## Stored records
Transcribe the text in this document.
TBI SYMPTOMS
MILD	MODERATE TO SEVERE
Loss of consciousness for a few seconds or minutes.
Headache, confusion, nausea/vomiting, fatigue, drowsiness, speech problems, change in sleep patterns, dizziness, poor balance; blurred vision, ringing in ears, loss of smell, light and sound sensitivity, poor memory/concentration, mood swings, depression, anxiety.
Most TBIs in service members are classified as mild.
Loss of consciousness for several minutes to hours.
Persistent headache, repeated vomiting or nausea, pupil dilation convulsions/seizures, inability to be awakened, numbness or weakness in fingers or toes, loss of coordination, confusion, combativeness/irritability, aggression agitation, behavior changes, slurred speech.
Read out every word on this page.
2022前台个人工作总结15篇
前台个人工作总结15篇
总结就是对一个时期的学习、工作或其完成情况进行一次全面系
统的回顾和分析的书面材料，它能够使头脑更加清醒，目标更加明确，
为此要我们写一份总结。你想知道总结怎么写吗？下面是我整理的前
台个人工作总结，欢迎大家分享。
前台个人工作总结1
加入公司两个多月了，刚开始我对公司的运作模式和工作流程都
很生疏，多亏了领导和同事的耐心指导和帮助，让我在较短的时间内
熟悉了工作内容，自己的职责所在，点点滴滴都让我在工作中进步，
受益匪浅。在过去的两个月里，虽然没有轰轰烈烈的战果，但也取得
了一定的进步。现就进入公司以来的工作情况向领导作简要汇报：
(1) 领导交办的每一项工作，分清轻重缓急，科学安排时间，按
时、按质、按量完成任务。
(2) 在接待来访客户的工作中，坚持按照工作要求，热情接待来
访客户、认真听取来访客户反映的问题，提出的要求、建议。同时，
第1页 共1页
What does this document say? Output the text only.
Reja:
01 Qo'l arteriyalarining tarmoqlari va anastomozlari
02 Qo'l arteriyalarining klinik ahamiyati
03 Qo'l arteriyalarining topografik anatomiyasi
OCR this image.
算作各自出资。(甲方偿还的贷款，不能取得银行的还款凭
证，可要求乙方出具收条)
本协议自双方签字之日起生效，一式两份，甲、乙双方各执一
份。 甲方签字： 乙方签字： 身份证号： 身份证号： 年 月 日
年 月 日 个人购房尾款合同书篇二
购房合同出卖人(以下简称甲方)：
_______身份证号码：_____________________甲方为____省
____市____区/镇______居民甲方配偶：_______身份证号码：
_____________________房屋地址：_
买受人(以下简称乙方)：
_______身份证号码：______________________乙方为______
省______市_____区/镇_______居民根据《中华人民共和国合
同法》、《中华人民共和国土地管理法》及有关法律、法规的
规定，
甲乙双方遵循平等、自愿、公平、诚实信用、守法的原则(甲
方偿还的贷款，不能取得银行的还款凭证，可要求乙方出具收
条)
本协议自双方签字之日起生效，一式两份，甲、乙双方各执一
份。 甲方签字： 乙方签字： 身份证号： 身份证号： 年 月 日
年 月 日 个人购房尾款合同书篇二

## Written problem
Search the listing for the string "speech". Copy each line where it turns up.

## Result of the exercise
Headache, confusion, nausea/vomiting, fatigue, drowsiness, speech problems, change in sleep patterns, dizziness, poor balance; blurred vision, ringing in ears, loss of smell, light and sound sensitivity, poor memory/concentration, mood swings, depression, anxiety.
Persistent headache, repeated vomiting or nausea, pupil dilation convulsions/seizures, inability to be awakened, numbness or weakness in fingers or toes, loss of coordination, confusion, combativeness/irritability, aggression agitation, behavior changes, slurred speech.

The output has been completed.